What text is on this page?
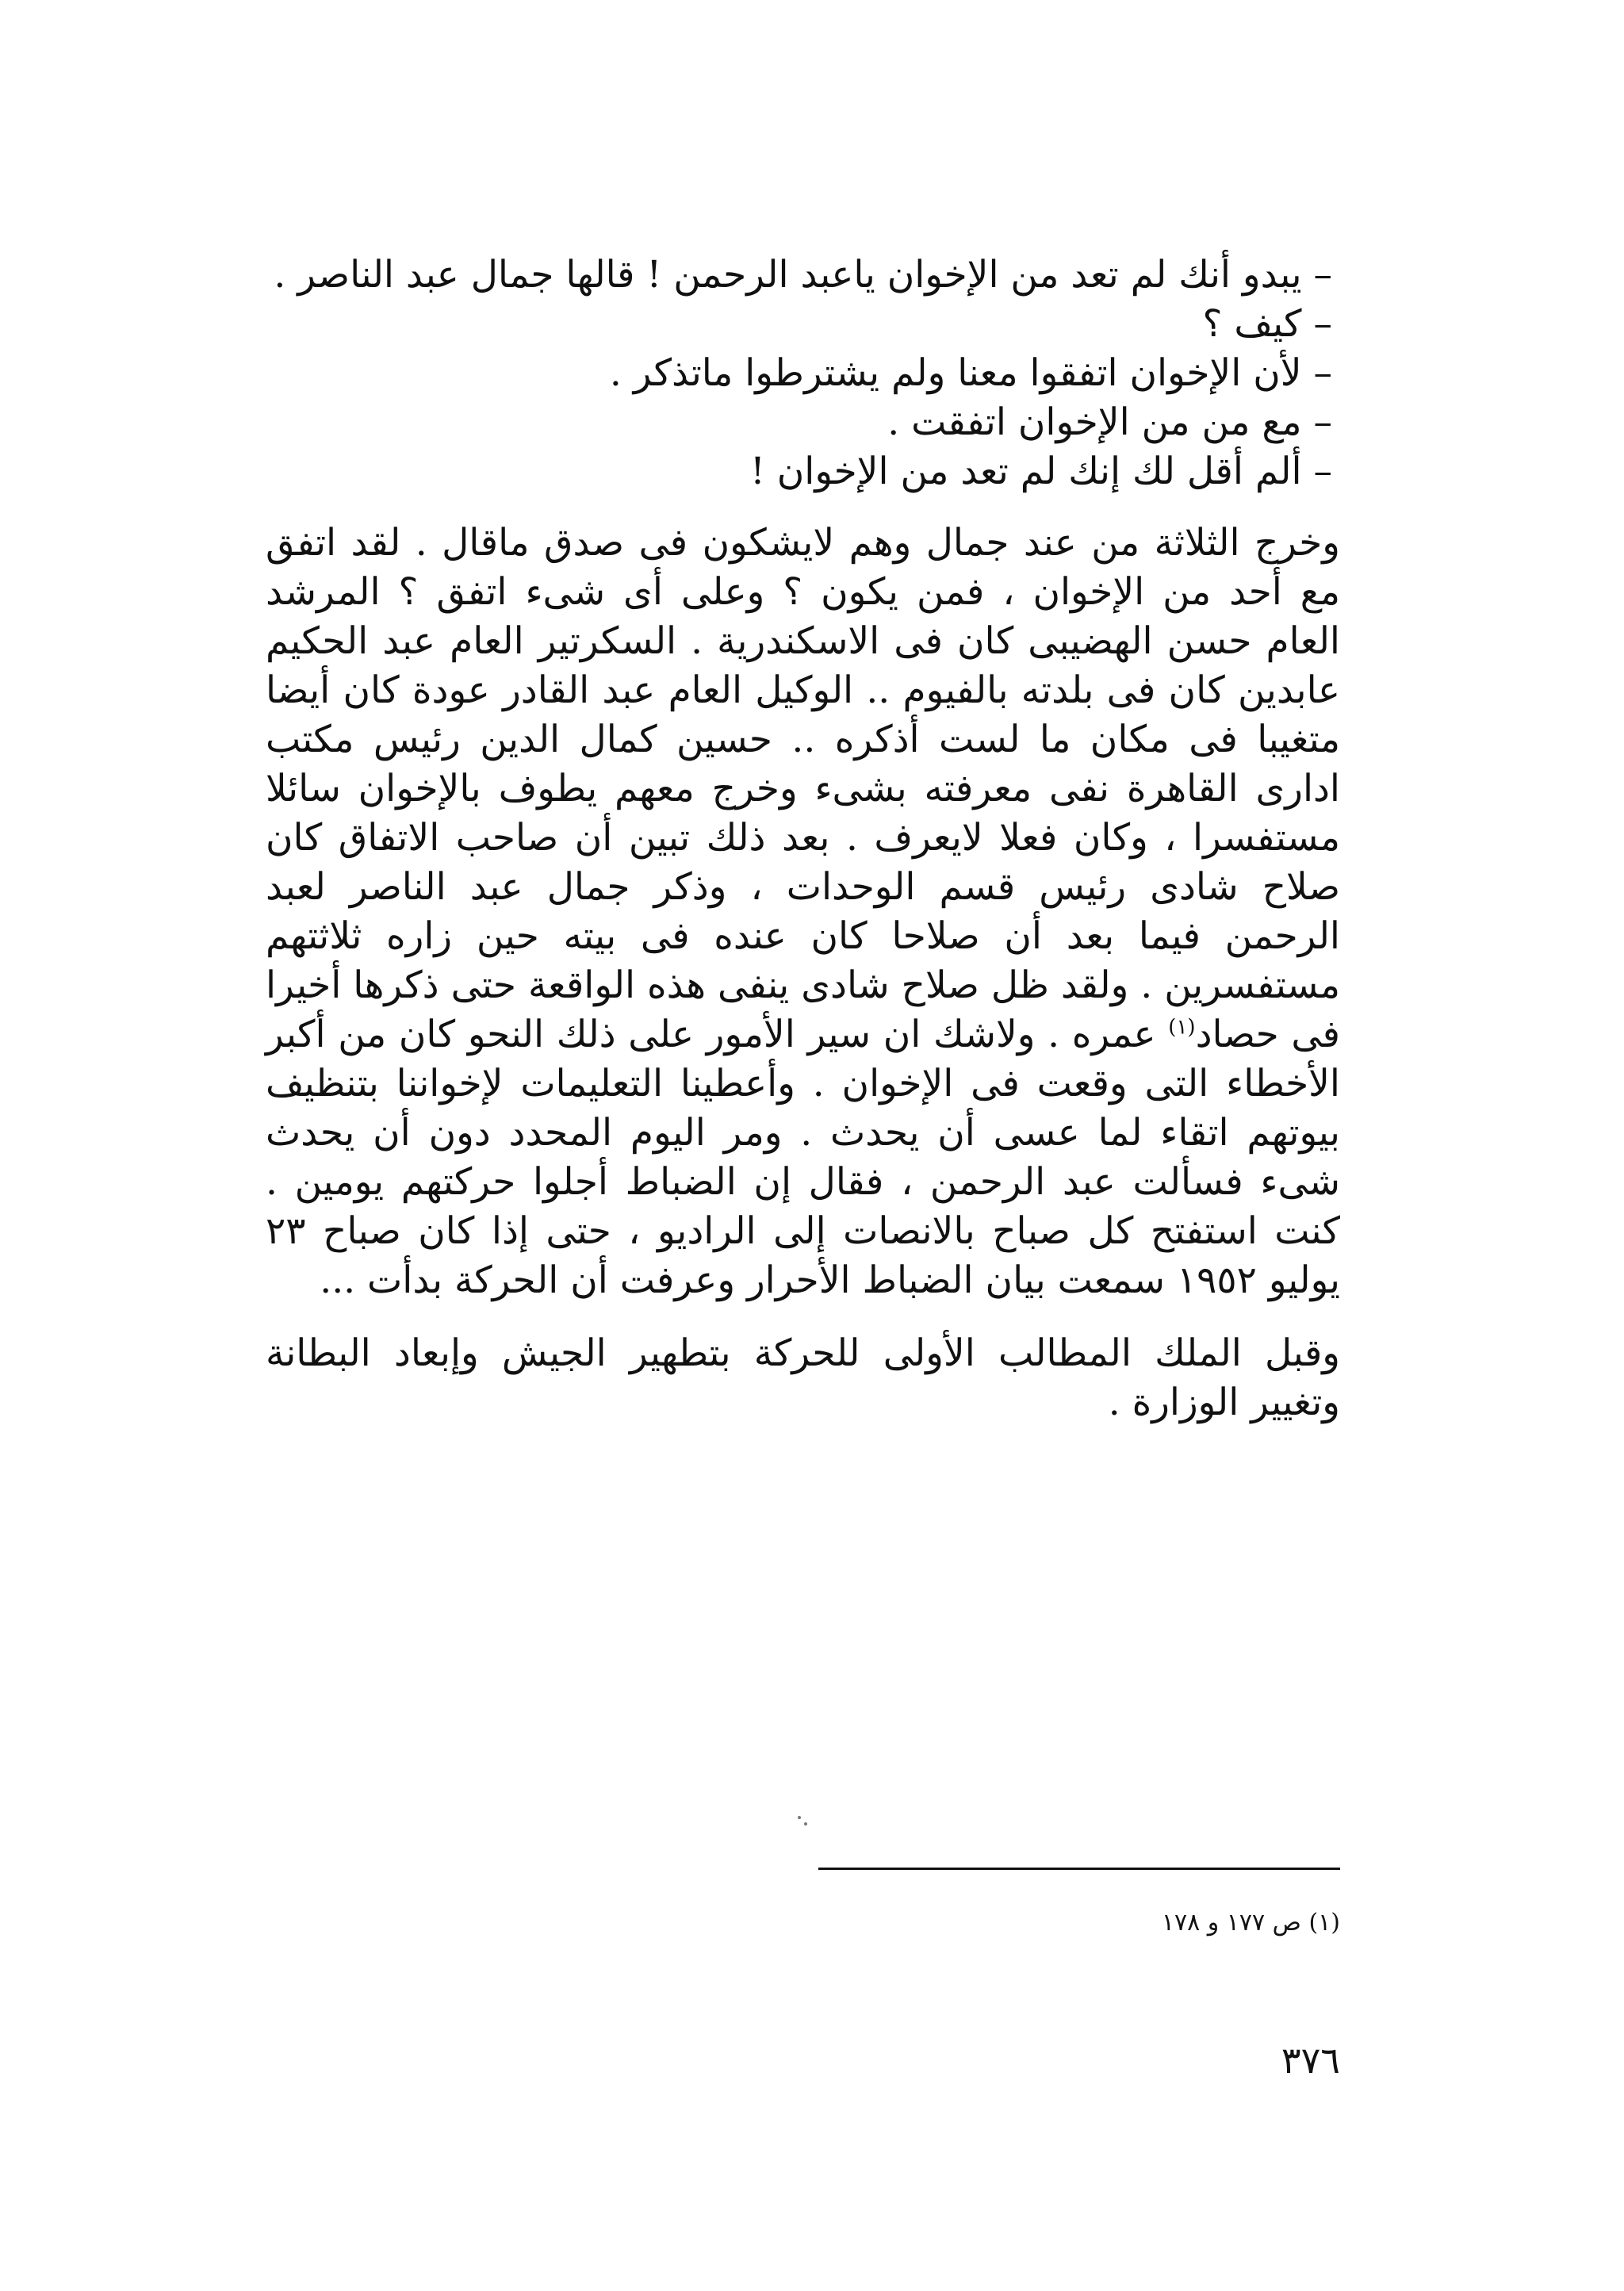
– يبدو أنك لم تعد من الإخوان ياعبد الرحمن ! قالها جمال عبد الناصر .

– كيف ؟

– لأن الإخوان اتفقوا معنا ولم يشترطوا ماتذكر .

– مع من من الإخوان اتفقت .

– ألم أقل لك إنك لم تعد من الإخوان !

وخرج الثلاثة من عند جمال وهم لايشكون فى صدق ماقال . لقد اتفق مع أحد من الإخوان ، فمن يكون ؟ وعلى أى شىء اتفق ؟ المرشد العام حسن الهضيبى كان فى الاسكندرية . السكرتير العام عبد الحكيم عابدين كان فى بلدته بالفيوم .. الوكيل العام عبد القادر عودة كان أيضا متغيبا فى مكان ما لست أذكره .. حسين كمال الدين رئيس مكتب ادارى القاهرة نفى معرفته بشىء وخرج معهم يطوف بالإخوان سائلا مستفسرا ، وكان فعلا لايعرف . بعد ذلك تبين أن صاحب الاتفاق كان صلاح شادى رئيس قسم الوحدات ، وذكر جمال عبد الناصر لعبد الرحمن فيما بعد أن صلاحا كان عنده فى بيته حين زاره ثلاثتهم مستفسرين . ولقد ظل صلاح شادى ينفى هذه الواقعة حتى ذكرها أخيرا فى حصاد$^{(١)}$ عمره . ولاشك ان سير الأمور على ذلك النحو كان من أكبر الأخطاء التى وقعت فى الإخوان . وأعطينا التعليمات لإخواننا بتنظيف بيوتهم اتقاء لما عسى أن يحدث . ومر اليوم المحدد دون أن يحدث شىء فسألت عبد الرحمن ، فقال إن الضباط أجلوا حركتهم يومين . كنت استفتح كل صباح بالانصات إلى الراديو ، حتى إذا كان صباح ٢٣ يوليو ١٩٥٢ سمعت بيان الضباط الأحرار وعرفت أن الحركة بدأت ...

وقبل الملك المطالب الأولى للحركة بتطهير الجيش وإبعاد البطانة وتغيير الوزارة .

(١) ص ١٧٧ و ١٧٨
٣٧٦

★ ★ ★

* [WHAT YOU ARE ASKED TO DO] Work out the count of lines containing the word "الناصر", then write only that count.

* [RESULT FOR THIS EXERCISE] 2